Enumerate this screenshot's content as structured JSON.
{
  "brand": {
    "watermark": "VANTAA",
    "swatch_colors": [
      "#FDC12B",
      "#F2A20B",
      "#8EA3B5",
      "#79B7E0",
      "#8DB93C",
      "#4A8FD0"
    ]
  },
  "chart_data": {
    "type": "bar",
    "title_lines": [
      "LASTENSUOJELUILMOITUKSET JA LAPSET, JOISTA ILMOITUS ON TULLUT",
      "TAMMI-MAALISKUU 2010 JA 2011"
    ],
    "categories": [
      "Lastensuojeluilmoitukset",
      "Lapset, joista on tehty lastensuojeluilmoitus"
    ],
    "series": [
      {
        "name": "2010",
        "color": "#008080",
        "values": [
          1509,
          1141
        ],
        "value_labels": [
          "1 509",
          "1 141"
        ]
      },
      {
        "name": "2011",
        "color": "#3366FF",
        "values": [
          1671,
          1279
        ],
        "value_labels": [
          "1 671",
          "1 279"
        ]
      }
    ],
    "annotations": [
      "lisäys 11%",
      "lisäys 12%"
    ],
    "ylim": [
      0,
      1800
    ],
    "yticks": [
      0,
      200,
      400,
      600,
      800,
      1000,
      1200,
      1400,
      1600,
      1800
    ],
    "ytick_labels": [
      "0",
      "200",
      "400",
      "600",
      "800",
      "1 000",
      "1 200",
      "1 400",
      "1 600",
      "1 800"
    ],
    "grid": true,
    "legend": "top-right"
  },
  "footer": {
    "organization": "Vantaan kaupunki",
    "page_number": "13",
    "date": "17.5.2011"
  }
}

——

* **What this task involves**:
Give the data again, exactly as it stands.

* **Solution**:
Enumerate this screenshot's content as structured JSON.
{
  "brand": {
    "watermark": "VANTAA",
    "swatch_colors": [
      "#FDC12B",
      "#F2A20B",
      "#8EA3B5",
      "#79B7E0",
      "#8DB93C",
      "#4A8FD0"
    ]
  },
  "chart_data": {
    "type": "bar",
    "title_lines": [
      "LASTENSUOJELUILMOITUKSET JA LAPSET, JOISTA ILMOITUS ON TULLUT",
      "TAMMI-MAALISKUU 2010 JA 2011"
    ],
    "categories": [
      "Lastensuojeluilmoitukset",
      "Lapset, joista on tehty lastensuojeluilmoitus"
    ],
    "series": [
      {
        "name": "2010",
        "color": "#008080",
        "values": [
          1509,
          1141
        ],
        "value_labels": [
          "1 509",
          "1 141"
        ]
      },
      {
        "name": "2011",
        "color": "#3366FF",
        "values": [
          1671,
          1279
        ],
        "value_labels": [
          "1 671",
          "1 279"
        ]
      }
    ],
    "annotations": [
      "lisäys 11%",
      "lisäys 12%"
    ],
    "ylim": [
      0,
      1800
    ],
    "yticks": [
      0,
      200,
      400,
      600,
      800,
      1000,
      1200,
      1400,
      1600,
      1800
    ],
    "ytick_labels": [
      "0",
      "200",
      "400",
      "600",
      "800",
      "1 000",
      "1 200",
      "1 400",
      "1 600",
      "1 800"
    ],
    "grid": true,
    "legend": "top-right"
  },
  "footer": {
    "organization": "Vantaan kaupunki",
    "page_number": "13",
    "date": "17.5.2011"
  }
}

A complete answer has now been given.